**Task prompt**
From the entries below, copy every line holding the word "serta".

**Input for this task**
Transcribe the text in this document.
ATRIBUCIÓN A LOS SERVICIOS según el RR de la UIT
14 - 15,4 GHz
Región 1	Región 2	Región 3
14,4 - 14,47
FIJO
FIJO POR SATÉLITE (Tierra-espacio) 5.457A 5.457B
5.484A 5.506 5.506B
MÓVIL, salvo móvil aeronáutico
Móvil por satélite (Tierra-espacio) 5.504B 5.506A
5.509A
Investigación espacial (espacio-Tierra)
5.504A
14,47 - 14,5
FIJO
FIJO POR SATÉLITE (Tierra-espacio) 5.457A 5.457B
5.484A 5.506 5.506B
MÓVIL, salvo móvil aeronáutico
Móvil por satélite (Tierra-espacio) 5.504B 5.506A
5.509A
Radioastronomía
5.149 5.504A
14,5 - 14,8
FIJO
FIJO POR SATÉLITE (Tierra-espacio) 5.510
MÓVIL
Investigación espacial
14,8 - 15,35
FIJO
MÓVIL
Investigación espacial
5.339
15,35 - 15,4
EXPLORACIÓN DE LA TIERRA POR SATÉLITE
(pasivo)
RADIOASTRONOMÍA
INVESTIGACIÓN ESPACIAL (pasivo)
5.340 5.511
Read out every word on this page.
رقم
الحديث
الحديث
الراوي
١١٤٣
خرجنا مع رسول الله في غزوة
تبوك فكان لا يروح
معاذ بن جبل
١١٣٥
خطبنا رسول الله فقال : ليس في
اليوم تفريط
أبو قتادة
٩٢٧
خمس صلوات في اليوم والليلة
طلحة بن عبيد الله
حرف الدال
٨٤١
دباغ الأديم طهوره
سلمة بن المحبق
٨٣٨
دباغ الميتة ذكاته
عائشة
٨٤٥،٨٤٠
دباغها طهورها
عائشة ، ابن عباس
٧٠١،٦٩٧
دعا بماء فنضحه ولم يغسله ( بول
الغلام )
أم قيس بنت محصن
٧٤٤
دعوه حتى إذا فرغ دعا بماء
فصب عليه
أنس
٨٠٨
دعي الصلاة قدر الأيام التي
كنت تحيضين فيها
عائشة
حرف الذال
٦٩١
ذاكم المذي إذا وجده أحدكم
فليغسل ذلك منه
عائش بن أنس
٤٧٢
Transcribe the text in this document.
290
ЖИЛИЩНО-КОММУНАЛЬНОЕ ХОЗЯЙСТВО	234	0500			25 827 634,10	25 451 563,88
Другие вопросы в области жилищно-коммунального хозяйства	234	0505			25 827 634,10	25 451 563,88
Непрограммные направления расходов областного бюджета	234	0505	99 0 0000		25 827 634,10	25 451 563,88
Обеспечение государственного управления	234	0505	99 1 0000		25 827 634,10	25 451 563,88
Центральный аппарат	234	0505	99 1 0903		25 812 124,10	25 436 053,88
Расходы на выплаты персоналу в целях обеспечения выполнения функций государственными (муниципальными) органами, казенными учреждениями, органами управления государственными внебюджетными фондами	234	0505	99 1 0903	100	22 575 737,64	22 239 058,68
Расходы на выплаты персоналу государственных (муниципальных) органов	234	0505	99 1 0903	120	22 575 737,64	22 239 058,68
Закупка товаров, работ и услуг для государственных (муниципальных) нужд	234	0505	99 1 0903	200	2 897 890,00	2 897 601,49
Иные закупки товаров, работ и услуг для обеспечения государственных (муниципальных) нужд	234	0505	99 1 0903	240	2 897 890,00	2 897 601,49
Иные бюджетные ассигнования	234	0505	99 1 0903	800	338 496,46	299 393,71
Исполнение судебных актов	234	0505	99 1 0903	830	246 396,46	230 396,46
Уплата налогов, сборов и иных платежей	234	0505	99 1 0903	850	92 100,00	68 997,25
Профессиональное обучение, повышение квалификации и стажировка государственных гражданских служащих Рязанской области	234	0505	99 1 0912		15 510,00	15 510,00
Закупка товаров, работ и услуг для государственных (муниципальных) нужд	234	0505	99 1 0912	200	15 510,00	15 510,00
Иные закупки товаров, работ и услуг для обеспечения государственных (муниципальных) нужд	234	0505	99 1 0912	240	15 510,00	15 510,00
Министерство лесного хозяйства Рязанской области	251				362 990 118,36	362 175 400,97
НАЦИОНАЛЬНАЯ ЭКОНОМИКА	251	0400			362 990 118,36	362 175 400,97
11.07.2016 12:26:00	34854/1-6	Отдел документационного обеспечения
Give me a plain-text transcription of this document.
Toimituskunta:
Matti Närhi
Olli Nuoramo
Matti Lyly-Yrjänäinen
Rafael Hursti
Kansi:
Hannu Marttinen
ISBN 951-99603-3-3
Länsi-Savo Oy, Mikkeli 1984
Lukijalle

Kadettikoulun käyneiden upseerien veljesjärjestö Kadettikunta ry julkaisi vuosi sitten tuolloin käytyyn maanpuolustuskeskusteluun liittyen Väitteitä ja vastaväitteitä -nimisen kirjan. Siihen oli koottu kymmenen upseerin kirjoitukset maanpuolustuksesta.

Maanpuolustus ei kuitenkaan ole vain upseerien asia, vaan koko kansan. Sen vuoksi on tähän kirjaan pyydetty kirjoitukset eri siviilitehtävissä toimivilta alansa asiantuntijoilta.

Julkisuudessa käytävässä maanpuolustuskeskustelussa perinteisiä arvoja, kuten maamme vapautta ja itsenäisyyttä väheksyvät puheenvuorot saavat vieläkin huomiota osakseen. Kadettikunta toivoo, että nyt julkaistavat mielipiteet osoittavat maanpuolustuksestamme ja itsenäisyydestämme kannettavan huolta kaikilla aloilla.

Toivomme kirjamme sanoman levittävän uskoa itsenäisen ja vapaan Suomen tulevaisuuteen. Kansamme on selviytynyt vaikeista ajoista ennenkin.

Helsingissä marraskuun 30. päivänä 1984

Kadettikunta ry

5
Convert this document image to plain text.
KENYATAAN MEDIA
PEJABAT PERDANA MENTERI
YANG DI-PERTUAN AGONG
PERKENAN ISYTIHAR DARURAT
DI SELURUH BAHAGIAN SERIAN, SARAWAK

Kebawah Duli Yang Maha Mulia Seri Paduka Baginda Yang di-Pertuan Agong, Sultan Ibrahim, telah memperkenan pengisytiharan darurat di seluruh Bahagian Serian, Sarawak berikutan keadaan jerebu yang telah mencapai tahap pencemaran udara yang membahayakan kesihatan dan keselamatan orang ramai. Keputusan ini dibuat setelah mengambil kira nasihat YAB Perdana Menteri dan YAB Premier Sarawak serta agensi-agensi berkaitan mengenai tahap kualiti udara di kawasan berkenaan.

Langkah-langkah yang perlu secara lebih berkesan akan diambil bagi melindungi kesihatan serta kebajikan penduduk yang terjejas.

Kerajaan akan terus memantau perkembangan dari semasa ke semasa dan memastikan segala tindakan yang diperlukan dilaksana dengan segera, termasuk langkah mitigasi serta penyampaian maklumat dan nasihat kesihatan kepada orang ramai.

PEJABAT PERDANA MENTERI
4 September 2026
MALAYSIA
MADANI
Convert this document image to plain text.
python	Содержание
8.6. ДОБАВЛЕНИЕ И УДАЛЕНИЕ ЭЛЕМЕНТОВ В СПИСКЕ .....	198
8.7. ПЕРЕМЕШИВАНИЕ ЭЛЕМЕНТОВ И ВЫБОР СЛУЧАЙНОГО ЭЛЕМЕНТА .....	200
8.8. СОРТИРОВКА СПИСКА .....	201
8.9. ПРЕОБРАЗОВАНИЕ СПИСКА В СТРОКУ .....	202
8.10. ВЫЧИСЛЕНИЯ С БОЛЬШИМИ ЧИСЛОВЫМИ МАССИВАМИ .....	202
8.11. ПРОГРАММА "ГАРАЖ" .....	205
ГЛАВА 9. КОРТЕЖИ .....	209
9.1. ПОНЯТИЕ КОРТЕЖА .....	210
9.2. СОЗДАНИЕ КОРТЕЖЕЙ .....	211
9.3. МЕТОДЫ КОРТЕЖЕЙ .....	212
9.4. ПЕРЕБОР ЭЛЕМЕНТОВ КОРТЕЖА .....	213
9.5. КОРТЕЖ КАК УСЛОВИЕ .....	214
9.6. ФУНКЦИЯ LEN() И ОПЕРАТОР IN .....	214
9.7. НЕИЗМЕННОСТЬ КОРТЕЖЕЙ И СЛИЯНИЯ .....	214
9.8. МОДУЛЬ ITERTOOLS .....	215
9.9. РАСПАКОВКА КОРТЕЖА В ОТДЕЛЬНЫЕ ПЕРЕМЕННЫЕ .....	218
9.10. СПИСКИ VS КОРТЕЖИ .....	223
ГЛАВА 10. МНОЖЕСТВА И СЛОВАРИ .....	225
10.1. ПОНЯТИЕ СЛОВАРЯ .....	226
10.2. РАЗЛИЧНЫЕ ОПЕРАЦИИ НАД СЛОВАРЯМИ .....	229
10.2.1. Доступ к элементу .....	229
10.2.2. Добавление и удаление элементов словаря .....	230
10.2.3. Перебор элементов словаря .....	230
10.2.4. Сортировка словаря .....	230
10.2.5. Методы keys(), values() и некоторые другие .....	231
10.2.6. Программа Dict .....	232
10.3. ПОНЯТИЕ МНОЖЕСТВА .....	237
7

**Response**
Kebawah Duli Yang Maha Mulia Seri Paduka Baginda Yang di-Pertuan Agong, Sultan Ibrahim, telah memperkenan pengisytiharan darurat di seluruh Bahagian Serian, Sarawak berikutan keadaan jerebu yang telah mencapai tahap pencemaran udara yang membahayakan kesihatan dan keselamatan orang ramai. Keputusan ini dibuat setelah mengambil kira nasihat YAB Perdana Menteri dan YAB Premier Sarawak serta agensi-agensi berkaitan mengenai tahap kualiti udara di kawasan berkenaan.
Langkah-langkah yang perlu secara lebih berkesan akan diambil bagi melindungi kesihatan serta kebajikan penduduk yang terjejas.
Kerajaan akan terus memantau perkembangan dari semasa ke semasa dan memastikan segala tindakan yang diperlukan dilaksana dengan segera, termasuk langkah mitigasi serta penyampaian maklumat dan nasihat kesihatan kepada orang ramai.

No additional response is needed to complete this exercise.